:: INPUT

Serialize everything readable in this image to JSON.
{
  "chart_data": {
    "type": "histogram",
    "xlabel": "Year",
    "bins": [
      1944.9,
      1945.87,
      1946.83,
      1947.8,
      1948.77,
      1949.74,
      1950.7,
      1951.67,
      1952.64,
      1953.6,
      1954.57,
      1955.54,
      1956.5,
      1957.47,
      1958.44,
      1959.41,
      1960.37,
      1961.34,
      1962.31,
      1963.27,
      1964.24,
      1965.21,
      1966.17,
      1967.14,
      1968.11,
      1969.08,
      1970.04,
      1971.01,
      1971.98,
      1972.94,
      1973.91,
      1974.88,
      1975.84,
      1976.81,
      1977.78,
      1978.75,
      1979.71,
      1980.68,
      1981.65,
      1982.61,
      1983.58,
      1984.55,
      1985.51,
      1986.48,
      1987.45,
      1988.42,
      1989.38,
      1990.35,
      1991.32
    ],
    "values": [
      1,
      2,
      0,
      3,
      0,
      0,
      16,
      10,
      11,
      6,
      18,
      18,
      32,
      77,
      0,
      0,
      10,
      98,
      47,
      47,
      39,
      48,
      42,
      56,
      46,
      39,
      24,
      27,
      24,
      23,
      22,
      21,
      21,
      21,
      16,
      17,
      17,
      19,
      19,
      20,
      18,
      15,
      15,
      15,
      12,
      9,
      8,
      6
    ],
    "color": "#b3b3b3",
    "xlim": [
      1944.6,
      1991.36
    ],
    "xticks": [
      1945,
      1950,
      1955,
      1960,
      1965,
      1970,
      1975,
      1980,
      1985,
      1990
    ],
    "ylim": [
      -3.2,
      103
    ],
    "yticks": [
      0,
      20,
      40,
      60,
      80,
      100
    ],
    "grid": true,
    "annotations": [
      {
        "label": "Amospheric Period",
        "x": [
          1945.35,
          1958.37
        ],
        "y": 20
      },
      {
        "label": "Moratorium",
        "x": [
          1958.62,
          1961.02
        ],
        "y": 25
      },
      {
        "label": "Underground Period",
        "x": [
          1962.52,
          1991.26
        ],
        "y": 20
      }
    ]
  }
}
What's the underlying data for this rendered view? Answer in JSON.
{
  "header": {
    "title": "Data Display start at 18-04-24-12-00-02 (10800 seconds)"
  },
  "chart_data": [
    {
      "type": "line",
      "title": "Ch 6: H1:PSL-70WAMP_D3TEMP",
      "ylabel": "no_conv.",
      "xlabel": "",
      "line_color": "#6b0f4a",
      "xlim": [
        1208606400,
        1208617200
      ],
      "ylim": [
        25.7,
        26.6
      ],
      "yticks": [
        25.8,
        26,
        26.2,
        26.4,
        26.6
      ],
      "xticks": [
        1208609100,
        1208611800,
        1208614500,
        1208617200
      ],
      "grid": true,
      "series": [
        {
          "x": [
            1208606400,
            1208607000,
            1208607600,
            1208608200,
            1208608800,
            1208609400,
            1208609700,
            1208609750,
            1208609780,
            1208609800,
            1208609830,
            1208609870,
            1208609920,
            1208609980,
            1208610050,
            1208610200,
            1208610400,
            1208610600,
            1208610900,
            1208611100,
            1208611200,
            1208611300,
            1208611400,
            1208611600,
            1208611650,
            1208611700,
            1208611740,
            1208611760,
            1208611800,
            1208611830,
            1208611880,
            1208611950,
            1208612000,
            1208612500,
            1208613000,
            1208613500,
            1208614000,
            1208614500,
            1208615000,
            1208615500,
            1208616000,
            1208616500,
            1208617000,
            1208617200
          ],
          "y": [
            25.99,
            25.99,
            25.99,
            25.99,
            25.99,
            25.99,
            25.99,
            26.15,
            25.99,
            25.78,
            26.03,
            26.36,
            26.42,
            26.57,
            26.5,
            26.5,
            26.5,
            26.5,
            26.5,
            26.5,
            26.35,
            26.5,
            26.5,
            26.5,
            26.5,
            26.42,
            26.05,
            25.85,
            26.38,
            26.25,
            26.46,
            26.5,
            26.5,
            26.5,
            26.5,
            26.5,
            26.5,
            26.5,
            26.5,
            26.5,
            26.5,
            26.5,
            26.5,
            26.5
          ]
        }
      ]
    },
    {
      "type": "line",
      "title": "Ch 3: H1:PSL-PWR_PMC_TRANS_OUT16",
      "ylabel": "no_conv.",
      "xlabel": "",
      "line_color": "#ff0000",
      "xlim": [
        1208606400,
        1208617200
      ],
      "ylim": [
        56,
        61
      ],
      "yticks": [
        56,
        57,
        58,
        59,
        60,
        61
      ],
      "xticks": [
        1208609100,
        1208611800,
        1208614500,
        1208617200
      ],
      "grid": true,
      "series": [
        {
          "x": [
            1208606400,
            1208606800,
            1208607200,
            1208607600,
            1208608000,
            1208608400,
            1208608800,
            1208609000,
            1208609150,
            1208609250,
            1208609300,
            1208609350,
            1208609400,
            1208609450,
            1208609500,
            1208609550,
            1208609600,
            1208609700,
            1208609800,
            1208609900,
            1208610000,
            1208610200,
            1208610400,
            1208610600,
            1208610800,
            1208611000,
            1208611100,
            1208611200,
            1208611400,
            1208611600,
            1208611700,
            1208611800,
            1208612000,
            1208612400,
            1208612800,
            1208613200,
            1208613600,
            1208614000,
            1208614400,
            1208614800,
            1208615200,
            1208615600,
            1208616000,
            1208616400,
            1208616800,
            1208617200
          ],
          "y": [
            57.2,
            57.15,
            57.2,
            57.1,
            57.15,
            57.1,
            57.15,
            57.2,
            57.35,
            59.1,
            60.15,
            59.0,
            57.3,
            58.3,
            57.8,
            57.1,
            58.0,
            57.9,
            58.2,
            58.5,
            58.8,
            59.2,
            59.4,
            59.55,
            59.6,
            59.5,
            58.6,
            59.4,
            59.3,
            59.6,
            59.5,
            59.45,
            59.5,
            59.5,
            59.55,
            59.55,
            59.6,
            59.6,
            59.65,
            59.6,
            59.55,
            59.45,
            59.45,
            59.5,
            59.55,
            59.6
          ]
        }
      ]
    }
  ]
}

::::

THE EXERCISE »
Copy out each line exactly as written.

CORRECT RESPONSE »
Serialize everything readable in this image to JSON.
{
  "chart_data": {
    "type": "histogram",
    "xlabel": "Year",
    "bins": [
      1944.9,
      1945.87,
      1946.83,
      1947.8,
      1948.77,
      1949.74,
      1950.7,
      1951.67,
      1952.64,
      1953.6,
      1954.57,
      1955.54,
      1956.5,
      1957.47,
      1958.44,
      1959.41,
      1960.37,
      1961.34,
      1962.31,
      1963.27,
      1964.24,
      1965.21,
      1966.17,
      1967.14,
      1968.11,
      1969.08,
      1970.04,
      1971.01,
      1971.98,
      1972.94,
      1973.91,
      1974.88,
      1975.84,
      1976.81,
      1977.78,
      1978.75,
      1979.71,
      1980.68,
      1981.65,
      1982.61,
      1983.58,
      1984.55,
      1985.51,
      1986.48,
      1987.45,
      1988.42,
      1989.38,
      1990.35,
      1991.32
    ],
    "values": [
      1,
      2,
      0,
      3,
      0,
      0,
      16,
      10,
      11,
      6,
      18,
      18,
      32,
      77,
      0,
      0,
      10,
      98,
      47,
      47,
      39,
      48,
      42,
      56,
      46,
      39,
      24,
      27,
      24,
      23,
      22,
      21,
      21,
      21,
      16,
      17,
      17,
      19,
      19,
      20,
      18,
      15,
      15,
      15,
      12,
      9,
      8,
      6
    ],
    "color": "#b3b3b3",
    "xlim": [
      1944.6,
      1991.36
    ],
    "xticks": [
      1945,
      1950,
      1955,
      1960,
      1965,
      1970,
      1975,
      1980,
      1985,
      1990
    ],
    "ylim": [
      -3.2,
      103
    ],
    "yticks": [
      0,
      20,
      40,
      60,
      80,
      100
    ],
    "grid": true,
    "annotations": [
      {
        "label": "Amospheric Period",
        "x": [
          1945.35,
          1958.37
        ],
        "y": 20
      },
      {
        "label": "Moratorium",
        "x": [
          1958.62,
          1961.02
        ],
        "y": 25
      },
      {
        "label": "Underground Period",
        "x": [
          1962.52,
          1991.26
        ],
        "y": 20
      }
    ]
  }
}
What's the underlying data for this rendered view? Answer in JSON.
{
  "header": {
    "title": "Data Display start at 18-04-24-12-00-02 (10800 seconds)"
  },
  "chart_data": [
    {
      "type": "line",
      "title": "Ch 6: H1:PSL-70WAMP_D3TEMP",
      "ylabel": "no_conv.",
      "xlabel": "",
      "line_color": "#6b0f4a",
      "xlim": [
        1208606400,
        1208617200
      ],
      "ylim": [
        25.7,
        26.6
      ],
      "yticks": [
        25.8,
        26,
        26.2,
        26.4,
        26.6
      ],
      "xticks": [
        1208609100,
        1208611800,
        1208614500,
        1208617200
      ],
      "grid": true,
      "series": [
        {
          "x": [
            1208606400,
            1208607000,
            1208607600,
            1208608200,
            1208608800,
            1208609400,
            1208609700,
            1208609750,
            1208609780,
            1208609800,
            1208609830,
            1208609870,
            1208609920,
            1208609980,
            1208610050,
            1208610200,
            1208610400,
            1208610600,
            1208610900,
            1208611100,
            1208611200,
            1208611300,
            1208611400,
            1208611600,
            1208611650,
            1208611700,
            1208611740,
            1208611760,
            1208611800,
            1208611830,
            1208611880,
            1208611950,
            1208612000,
            1208612500,
            1208613000,
            1208613500,
            1208614000,
            1208614500,
            1208615000,
            1208615500,
            1208616000,
            1208616500,
            1208617000,
            1208617200
          ],
          "y": [
            25.99,
            25.99,
            25.99,
            25.99,
            25.99,
            25.99,
            25.99,
            26.15,
            25.99,
            25.78,
            26.03,
            26.36,
            26.42,
            26.57,
            26.5,
            26.5,
            26.5,
            26.5,
            26.5,
            26.5,
            26.35,
            26.5,
            26.5,
            26.5,
            26.5,
            26.42,
            26.05,
            25.85,
            26.38,
            26.25,
            26.46,
            26.5,
            26.5,
            26.5,
            26.5,
            26.5,
            26.5,
            26.5,
            26.5,
            26.5,
            26.5,
            26.5,
            26.5,
            26.5
          ]
        }
      ]
    },
    {
      "type": "line",
      "title": "Ch 3: H1:PSL-PWR_PMC_TRANS_OUT16",
      "ylabel": "no_conv.",
      "xlabel": "",
      "line_color": "#ff0000",
      "xlim": [
        1208606400,
        1208617200
      ],
      "ylim": [
        56,
        61
      ],
      "yticks": [
        56,
        57,
        58,
        59,
        60,
        61
      ],
      "xticks": [
        1208609100,
        1208611800,
        1208614500,
        1208617200
      ],
      "grid": true,
      "series": [
        {
          "x": [
            1208606400,
            1208606800,
            1208607200,
            1208607600,
            1208608000,
            1208608400,
            1208608800,
            1208609000,
            1208609150,
            1208609250,
            1208609300,
            1208609350,
            1208609400,
            1208609450,
            1208609500,
            1208609550,
            1208609600,
            1208609700,
            1208609800,
            1208609900,
            1208610000,
            1208610200,
            1208610400,
            1208610600,
            1208610800,
            1208611000,
            1208611100,
            1208611200,
            1208611400,
            1208611600,
            1208611700,
            1208611800,
            1208612000,
            1208612400,
            1208612800,
            1208613200,
            1208613600,
            1208614000,
            1208614400,
            1208614800,
            1208615200,
            1208615600,
            1208616000,
            1208616400,
            1208616800,
            1208617200
          ],
          "y": [
            57.2,
            57.15,
            57.2,
            57.1,
            57.15,
            57.1,
            57.15,
            57.2,
            57.35,
            59.1,
            60.15,
            59.0,
            57.3,
            58.3,
            57.8,
            57.1,
            58.0,
            57.9,
            58.2,
            58.5,
            58.8,
            59.2,
            59.4,
            59.55,
            59.6,
            59.5,
            58.6,
            59.4,
            59.3,
            59.6,
            59.5,
            59.45,
            59.5,
            59.5,
            59.55,
            59.55,
            59.6,
            59.6,
            59.65,
            59.6,
            59.55,
            59.45,
            59.45,
            59.5,
            59.55,
            59.6
          ]
        }
      ]
    }
  ]
}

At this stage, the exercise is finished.